__EXERCISE DESCRIPTION__: Locate the word "JSON" in the data below, then copy every line that holds it.

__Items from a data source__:
■ ■ ■
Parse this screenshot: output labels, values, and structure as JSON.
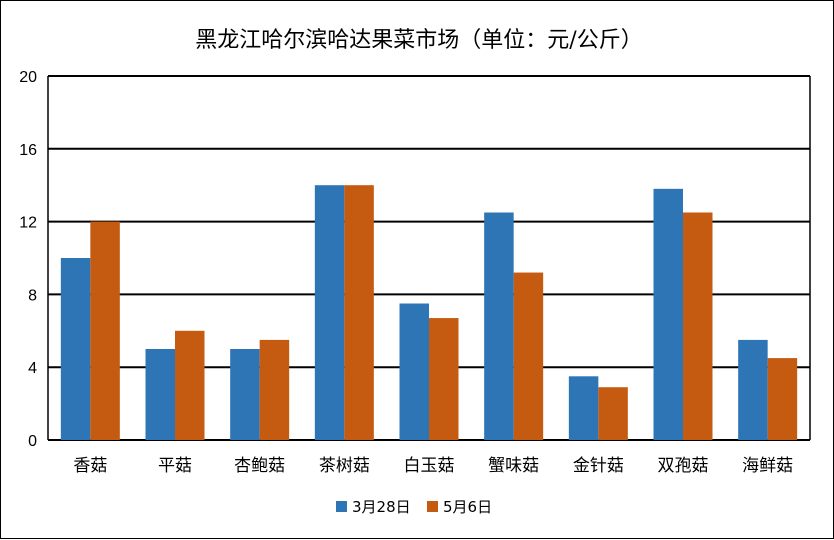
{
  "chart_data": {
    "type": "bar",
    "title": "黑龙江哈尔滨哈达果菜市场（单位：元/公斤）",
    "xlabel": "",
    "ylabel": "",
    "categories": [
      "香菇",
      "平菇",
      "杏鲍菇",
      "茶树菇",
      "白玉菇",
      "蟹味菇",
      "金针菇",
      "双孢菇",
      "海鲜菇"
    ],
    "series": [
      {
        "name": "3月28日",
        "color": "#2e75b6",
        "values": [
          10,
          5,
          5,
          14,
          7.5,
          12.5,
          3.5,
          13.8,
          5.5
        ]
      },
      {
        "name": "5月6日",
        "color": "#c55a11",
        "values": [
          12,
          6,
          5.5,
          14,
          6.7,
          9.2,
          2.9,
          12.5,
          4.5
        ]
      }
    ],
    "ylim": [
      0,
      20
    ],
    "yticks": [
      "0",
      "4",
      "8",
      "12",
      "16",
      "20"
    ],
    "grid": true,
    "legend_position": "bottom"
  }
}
■ ■ ■
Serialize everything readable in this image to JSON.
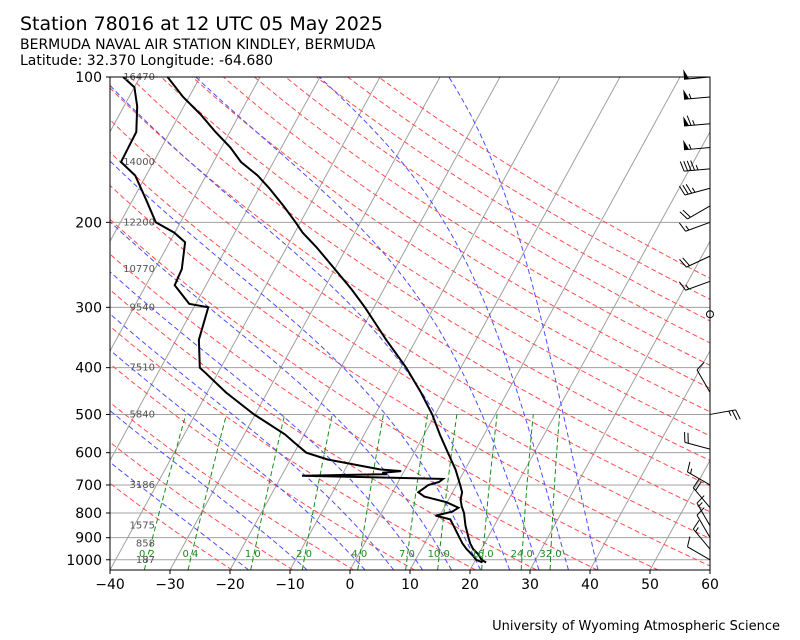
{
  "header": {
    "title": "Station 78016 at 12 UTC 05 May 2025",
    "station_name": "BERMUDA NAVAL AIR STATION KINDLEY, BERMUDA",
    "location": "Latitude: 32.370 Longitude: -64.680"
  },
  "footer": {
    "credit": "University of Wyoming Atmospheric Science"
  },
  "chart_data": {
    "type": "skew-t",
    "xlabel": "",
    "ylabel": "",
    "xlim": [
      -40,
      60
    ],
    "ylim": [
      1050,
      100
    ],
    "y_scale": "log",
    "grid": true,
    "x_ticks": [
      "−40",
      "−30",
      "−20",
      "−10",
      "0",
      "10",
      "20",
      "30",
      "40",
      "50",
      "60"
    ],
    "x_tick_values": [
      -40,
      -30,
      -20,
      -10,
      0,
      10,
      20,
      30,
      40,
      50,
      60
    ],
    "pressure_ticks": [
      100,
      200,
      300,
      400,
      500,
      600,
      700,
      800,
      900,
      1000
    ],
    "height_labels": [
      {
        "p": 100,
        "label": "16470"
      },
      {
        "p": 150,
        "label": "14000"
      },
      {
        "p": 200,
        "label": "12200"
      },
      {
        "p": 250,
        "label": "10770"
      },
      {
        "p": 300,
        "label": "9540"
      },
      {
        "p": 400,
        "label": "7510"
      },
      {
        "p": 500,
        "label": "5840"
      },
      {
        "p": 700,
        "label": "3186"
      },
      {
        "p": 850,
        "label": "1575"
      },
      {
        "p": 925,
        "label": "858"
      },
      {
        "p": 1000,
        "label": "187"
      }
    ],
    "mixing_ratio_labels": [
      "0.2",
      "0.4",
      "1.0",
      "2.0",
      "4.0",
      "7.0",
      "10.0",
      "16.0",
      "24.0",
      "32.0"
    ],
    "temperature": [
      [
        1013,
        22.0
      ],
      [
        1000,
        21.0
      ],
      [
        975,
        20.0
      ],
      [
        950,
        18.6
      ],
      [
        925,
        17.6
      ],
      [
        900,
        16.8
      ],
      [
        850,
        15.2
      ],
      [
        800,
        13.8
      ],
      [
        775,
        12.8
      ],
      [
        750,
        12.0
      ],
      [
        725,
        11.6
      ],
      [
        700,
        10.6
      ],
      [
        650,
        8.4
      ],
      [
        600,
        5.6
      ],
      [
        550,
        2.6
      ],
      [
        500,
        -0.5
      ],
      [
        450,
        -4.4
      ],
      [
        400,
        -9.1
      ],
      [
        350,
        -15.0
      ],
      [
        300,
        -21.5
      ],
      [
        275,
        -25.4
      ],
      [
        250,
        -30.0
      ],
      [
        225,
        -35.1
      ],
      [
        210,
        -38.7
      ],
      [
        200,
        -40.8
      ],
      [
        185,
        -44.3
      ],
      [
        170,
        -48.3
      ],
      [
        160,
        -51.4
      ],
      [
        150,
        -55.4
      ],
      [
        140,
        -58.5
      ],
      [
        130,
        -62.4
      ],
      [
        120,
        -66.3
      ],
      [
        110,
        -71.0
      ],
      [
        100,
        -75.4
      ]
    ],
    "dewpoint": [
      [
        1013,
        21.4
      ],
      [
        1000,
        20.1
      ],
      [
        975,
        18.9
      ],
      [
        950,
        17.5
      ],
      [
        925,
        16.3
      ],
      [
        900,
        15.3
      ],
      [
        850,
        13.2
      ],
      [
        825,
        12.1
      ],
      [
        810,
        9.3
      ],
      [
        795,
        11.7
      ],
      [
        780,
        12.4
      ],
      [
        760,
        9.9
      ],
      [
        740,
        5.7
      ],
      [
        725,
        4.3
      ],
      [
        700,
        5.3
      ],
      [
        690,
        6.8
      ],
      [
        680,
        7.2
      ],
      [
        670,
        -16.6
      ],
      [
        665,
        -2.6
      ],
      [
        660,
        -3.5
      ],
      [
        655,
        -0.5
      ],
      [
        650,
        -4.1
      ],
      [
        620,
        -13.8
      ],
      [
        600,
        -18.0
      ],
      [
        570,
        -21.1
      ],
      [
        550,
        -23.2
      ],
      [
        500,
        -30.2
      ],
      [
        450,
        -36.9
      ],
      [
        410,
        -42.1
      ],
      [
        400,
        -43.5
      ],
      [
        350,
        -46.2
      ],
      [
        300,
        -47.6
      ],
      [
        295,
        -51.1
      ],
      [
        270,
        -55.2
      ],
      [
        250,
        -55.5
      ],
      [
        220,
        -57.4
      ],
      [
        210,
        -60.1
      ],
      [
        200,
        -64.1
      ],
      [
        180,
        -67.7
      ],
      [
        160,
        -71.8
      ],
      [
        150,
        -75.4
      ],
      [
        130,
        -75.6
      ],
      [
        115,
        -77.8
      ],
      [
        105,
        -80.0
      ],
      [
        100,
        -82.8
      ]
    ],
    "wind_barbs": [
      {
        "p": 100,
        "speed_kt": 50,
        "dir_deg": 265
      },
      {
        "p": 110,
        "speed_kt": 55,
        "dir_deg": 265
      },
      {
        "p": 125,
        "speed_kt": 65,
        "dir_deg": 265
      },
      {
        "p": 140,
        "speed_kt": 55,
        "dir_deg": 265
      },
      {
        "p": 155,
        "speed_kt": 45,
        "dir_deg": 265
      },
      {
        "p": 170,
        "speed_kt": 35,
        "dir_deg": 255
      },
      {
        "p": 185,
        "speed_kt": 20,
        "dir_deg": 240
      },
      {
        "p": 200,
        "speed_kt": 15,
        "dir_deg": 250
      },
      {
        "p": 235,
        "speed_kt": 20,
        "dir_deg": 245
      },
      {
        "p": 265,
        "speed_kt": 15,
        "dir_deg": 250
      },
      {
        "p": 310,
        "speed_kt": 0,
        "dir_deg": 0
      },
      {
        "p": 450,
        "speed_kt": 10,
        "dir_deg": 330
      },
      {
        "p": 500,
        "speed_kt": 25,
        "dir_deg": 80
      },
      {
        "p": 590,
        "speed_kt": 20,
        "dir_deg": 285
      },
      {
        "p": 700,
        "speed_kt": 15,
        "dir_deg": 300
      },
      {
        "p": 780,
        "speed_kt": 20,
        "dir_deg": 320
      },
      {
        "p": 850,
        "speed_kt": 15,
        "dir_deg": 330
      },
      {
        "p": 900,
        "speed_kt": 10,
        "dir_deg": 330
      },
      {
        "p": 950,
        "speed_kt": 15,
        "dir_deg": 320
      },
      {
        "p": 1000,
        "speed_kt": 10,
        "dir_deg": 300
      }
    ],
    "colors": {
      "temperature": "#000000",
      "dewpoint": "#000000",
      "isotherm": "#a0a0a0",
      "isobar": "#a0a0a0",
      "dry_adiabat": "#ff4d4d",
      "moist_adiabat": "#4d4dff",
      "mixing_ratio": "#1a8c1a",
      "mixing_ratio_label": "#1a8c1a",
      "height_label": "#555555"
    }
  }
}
■ ■ ■
__RESULT FOR THIS TASK__:
Parse this screenshot: output labels, values, and structure as JSON.
Serialize everything readable in this image to JSON.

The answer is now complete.